Copy out all the records exactly.

————————

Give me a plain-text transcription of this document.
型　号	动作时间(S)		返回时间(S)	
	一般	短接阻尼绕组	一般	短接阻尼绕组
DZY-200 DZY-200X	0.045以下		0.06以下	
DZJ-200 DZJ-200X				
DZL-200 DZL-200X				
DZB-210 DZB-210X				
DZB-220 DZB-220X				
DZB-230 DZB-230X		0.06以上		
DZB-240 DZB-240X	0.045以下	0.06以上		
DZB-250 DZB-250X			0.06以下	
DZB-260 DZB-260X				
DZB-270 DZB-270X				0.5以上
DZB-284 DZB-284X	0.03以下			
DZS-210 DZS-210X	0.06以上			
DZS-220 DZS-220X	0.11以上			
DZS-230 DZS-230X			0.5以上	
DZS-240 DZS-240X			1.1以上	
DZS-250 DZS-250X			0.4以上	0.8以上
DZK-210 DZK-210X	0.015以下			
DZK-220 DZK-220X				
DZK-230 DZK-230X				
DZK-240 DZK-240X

————————

**Solution to this exercise**
Give me a plain-text transcription of this document.
型　号	动作时间(S)		返回时间(S)	
	一般	短接阻尼绕组	一般	短接阻尼绕组
DZY-200 DZY-200X	0.045以下		0.06以下	
DZJ-200 DZJ-200X				
DZL-200 DZL-200X				
DZB-210 DZB-210X				
DZB-220 DZB-220X				
DZB-230 DZB-230X		0.06以上		
DZB-240 DZB-240X	0.045以下	0.06以上		
DZB-250 DZB-250X			0.06以下	
DZB-260 DZB-260X				
DZB-270 DZB-270X				0.5以上
DZB-284 DZB-284X	0.03以下			
DZS-210 DZS-210X	0.06以上			
DZS-220 DZS-220X	0.11以上			
DZS-230 DZS-230X			0.5以上	
DZS-240 DZS-240X			1.1以上	
DZS-250 DZS-250X			0.4以上	0.8以上
DZK-210 DZK-210X	0.015以下			
DZK-220 DZK-220X				
DZK-230 DZK-230X				
DZK-240 DZK-240X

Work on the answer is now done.